Dataset items
⁂

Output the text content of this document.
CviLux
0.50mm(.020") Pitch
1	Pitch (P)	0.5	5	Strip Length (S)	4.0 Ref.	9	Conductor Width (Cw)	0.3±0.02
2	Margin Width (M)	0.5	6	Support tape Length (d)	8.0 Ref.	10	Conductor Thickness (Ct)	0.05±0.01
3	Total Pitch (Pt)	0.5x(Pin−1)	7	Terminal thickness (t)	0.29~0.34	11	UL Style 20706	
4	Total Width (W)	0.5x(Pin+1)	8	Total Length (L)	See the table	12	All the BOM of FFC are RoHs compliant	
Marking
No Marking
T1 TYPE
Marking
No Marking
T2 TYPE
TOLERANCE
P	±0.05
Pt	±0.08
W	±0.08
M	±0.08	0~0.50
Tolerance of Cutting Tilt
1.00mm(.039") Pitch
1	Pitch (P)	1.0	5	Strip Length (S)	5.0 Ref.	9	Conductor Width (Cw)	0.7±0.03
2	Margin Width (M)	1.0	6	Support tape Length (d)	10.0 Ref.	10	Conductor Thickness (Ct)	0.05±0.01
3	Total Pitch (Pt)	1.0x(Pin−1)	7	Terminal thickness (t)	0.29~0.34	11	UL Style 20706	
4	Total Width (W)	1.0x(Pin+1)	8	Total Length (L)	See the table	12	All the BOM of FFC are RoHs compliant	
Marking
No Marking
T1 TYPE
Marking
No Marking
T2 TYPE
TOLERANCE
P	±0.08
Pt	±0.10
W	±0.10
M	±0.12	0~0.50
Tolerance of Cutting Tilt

⁂

Pick out and copy the lines of the material that include the word "Terminal".

3	Total Pitch (Pt)	0.5x(Pin−1)	7	Terminal thickness (t)	0.29~0.34	11	UL Style 20706	
3	Total Pitch (Pt)	1.0x(Pin−1)	7	Terminal thickness (t)	0.29~0.34	11	UL Style 20706	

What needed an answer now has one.